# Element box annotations
begin
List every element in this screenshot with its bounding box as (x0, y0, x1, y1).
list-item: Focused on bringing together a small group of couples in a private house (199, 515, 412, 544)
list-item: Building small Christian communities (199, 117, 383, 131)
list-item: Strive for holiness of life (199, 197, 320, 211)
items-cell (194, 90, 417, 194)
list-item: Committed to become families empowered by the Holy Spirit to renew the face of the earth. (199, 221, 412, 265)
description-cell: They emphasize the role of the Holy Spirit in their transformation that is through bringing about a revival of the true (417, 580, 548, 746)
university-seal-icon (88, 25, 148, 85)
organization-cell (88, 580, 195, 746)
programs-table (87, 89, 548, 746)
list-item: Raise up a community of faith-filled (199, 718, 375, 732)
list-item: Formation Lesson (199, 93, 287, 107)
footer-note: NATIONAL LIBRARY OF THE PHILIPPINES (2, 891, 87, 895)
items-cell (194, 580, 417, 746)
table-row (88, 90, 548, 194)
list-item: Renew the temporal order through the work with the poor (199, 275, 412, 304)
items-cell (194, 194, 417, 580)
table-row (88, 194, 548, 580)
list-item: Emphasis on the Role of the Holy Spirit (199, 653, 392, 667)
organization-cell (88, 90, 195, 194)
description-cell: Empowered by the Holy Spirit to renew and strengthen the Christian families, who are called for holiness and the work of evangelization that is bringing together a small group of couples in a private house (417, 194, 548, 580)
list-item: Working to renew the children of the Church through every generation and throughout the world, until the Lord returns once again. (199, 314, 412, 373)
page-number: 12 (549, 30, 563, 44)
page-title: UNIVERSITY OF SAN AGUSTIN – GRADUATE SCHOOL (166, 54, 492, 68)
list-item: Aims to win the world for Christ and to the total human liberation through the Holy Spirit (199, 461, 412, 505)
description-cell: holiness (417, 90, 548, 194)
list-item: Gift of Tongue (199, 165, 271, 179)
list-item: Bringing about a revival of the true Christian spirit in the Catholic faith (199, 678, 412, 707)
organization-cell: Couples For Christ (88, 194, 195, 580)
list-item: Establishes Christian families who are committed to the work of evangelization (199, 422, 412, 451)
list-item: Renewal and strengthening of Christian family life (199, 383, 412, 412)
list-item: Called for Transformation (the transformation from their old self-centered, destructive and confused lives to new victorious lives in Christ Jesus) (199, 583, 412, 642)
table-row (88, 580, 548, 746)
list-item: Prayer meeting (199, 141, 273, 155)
end
# Aim of the task
Rewrite the items above, swapping each "list-item" for "list-entry" and leaving everything else as it is.

# Task answer
List every element in this screenshot with its bounding box as (x0, y0, x1, y1).
list-entry: Focused on bringing together a small group of couples in a private house (199, 515, 412, 544)
list-entry: Building small Christian communities (199, 117, 383, 131)
list-entry: Strive for holiness of life (199, 197, 320, 211)
items-cell (194, 90, 417, 194)
list-entry: Committed to become families empowered by the Holy Spirit to renew the face of the earth. (199, 221, 412, 265)
description-cell: They emphasize the role of the Holy Spirit in their transformation that is through bringing about a revival of the true (417, 580, 548, 746)
university-seal-icon (88, 25, 148, 85)
organization-cell (88, 580, 195, 746)
programs-table (87, 89, 548, 746)
list-entry: Raise up a community of faith-filled (199, 718, 375, 732)
list-entry: Formation Lesson (199, 93, 287, 107)
footer-note: NATIONAL LIBRARY OF THE PHILIPPINES (2, 891, 87, 895)
items-cell (194, 580, 417, 746)
table-row (88, 90, 548, 194)
list-entry: Renew the temporal order through the work with the poor (199, 275, 412, 304)
items-cell (194, 194, 417, 580)
table-row (88, 194, 548, 580)
list-entry: Emphasis on the Role of the Holy Spirit (199, 653, 392, 667)
organization-cell (88, 90, 195, 194)
description-cell: Empowered by the Holy Spirit to renew and strengthen the Christian families, who are called for holiness and the work of evangelization that is bringing together a small group of couples in a private house (417, 194, 548, 580)
list-entry: Working to renew the children of the Church through every generation and throughout the world, until the Lord returns once again. (199, 314, 412, 373)
page-number: 12 (549, 30, 563, 44)
page-title: UNIVERSITY OF SAN AGUSTIN – GRADUATE SCHOOL (166, 54, 492, 68)
list-entry: Aims to win the world for Christ and to the total human liberation through the Holy Spirit (199, 461, 412, 505)
description-cell: holiness (417, 90, 548, 194)
list-entry: Gift of Tongue (199, 165, 271, 179)
list-entry: Bringing about a revival of the true Christian spirit in the Catholic faith (199, 678, 412, 707)
organization-cell: Couples For Christ (88, 194, 195, 580)
list-entry: Establishes Christian families who are committed to the work of evangelization (199, 422, 412, 451)
list-entry: Renewal and strengthening of Christian family life (199, 383, 412, 412)
list-entry: Called for Transformation (the transformation from their old self-centered, destructive and confused lives to new victorious lives in Christ Jesus) (199, 583, 412, 642)
table-row (88, 580, 548, 746)
list-entry: Prayer meeting (199, 141, 273, 155)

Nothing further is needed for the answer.